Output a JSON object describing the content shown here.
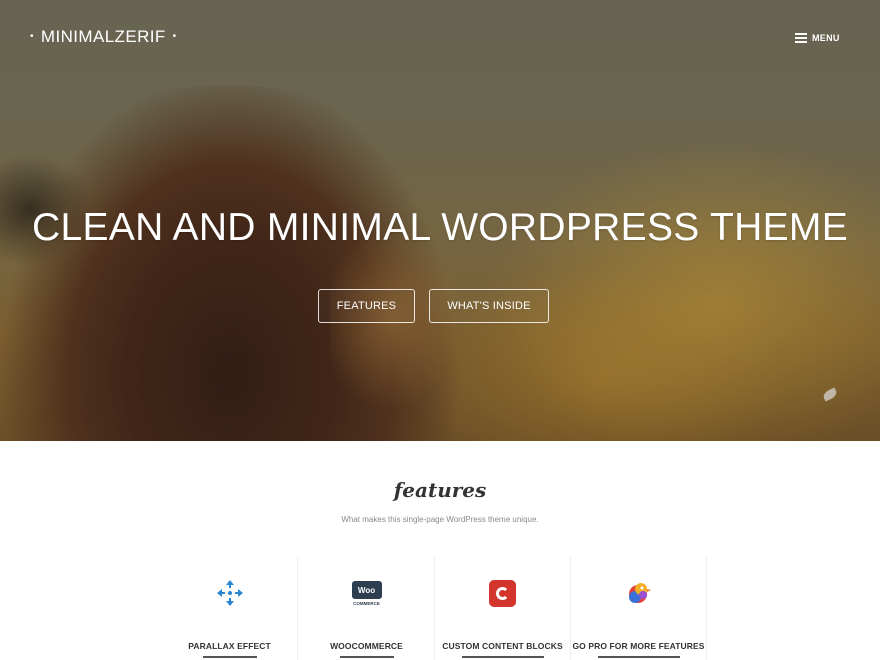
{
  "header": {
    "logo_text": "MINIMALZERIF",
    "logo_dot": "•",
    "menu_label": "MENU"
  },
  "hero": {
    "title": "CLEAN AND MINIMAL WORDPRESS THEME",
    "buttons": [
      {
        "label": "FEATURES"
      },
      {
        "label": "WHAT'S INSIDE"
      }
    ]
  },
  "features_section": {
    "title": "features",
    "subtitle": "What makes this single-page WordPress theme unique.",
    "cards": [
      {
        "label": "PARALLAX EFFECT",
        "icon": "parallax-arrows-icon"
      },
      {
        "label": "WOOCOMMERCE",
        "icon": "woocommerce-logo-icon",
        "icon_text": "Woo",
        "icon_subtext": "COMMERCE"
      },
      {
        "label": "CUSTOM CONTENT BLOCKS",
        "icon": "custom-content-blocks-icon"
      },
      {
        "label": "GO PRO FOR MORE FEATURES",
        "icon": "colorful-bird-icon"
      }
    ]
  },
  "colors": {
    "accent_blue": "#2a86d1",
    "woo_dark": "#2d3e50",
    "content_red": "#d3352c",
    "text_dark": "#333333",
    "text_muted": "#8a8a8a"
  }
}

++++

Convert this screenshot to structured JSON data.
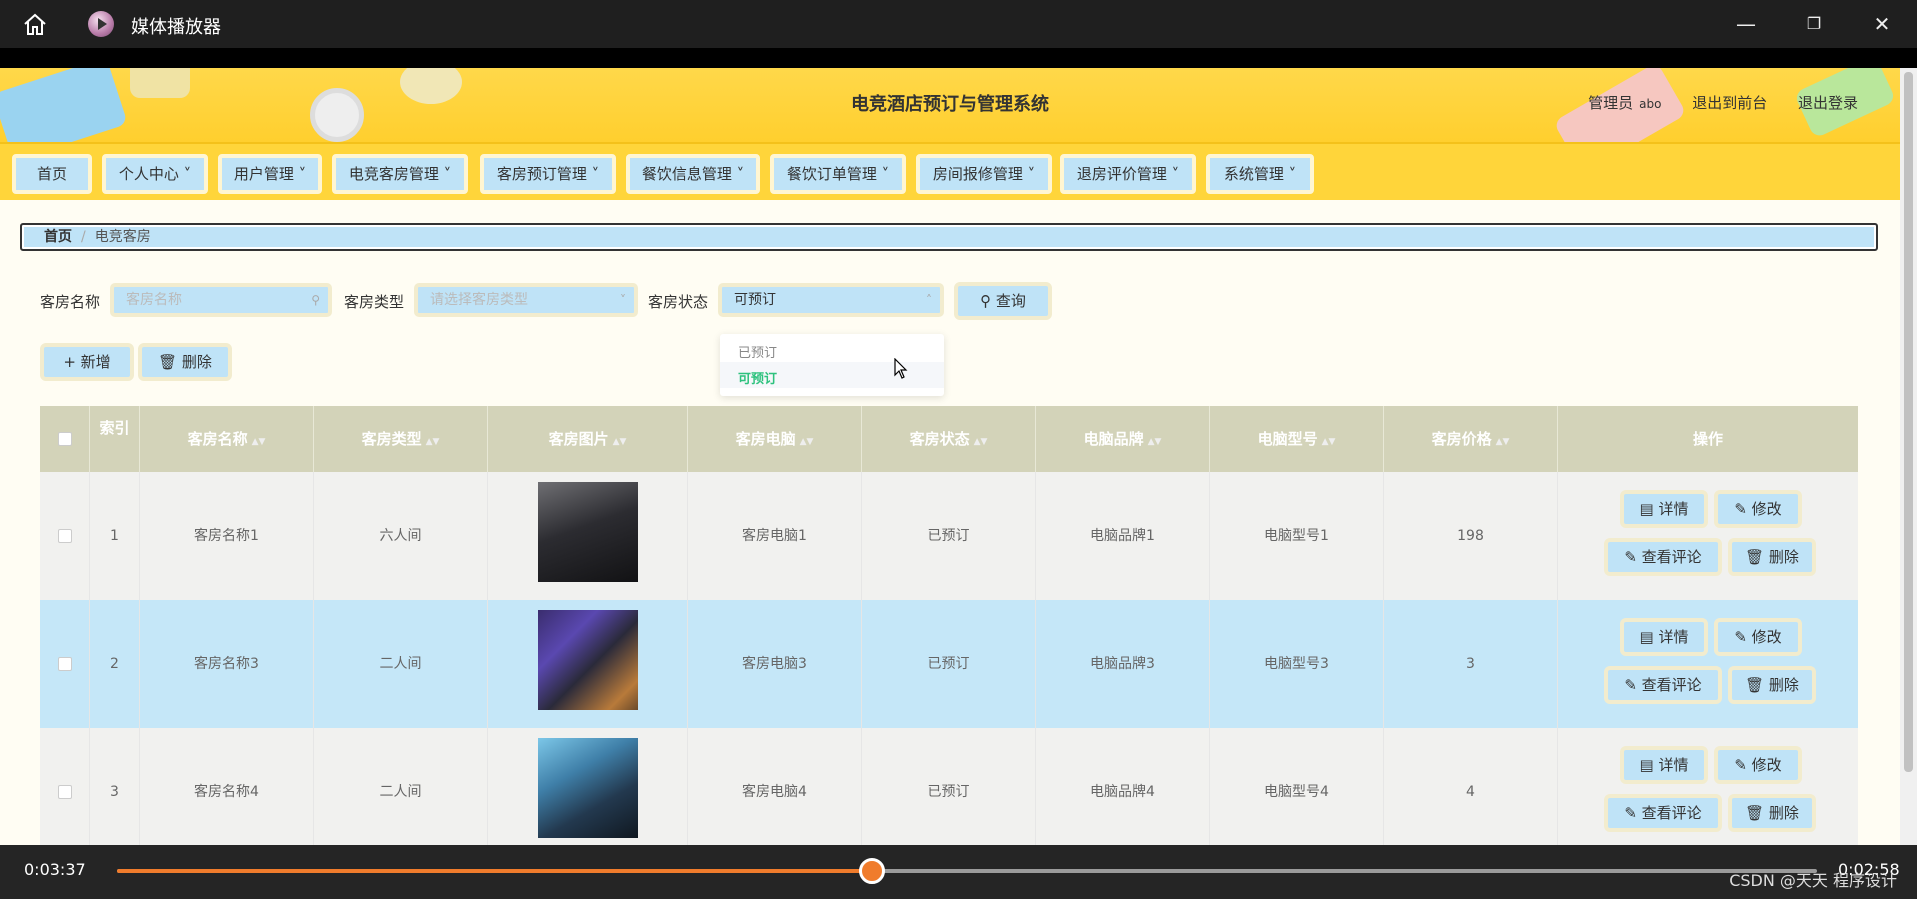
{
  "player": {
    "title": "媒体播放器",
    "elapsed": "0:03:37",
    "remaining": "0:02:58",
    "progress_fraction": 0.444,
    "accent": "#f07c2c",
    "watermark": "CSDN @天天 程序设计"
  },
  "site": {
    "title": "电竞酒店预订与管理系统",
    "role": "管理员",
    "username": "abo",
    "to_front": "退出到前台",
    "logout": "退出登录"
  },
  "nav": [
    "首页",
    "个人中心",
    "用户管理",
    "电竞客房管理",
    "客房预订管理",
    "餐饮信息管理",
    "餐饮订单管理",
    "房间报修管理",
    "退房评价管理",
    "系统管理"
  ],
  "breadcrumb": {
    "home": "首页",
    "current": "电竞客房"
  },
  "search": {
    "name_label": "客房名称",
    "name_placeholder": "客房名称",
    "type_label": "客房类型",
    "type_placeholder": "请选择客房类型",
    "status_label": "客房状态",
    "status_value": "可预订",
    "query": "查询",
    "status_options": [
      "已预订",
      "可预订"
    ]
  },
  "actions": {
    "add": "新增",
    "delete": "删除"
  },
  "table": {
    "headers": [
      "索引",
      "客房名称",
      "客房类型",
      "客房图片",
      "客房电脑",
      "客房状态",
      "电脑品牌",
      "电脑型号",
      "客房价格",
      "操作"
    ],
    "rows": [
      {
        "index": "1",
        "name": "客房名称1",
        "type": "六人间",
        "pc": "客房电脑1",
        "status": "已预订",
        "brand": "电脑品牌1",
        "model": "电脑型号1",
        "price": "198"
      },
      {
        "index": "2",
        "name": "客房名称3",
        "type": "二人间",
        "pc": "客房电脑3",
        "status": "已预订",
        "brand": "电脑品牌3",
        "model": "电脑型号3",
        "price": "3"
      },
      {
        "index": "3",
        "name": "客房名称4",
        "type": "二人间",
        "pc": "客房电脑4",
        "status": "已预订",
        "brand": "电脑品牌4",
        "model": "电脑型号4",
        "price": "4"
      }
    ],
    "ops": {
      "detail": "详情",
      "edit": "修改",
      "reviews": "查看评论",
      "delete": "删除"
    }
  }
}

++++

**Exercise aim:**
Go through the data above and find the lines with the word "model". Copy each of those lines.

**Final result:**
        "model": "电脑型号1",
        "model": "电脑型号3",
        "model": "电脑型号4",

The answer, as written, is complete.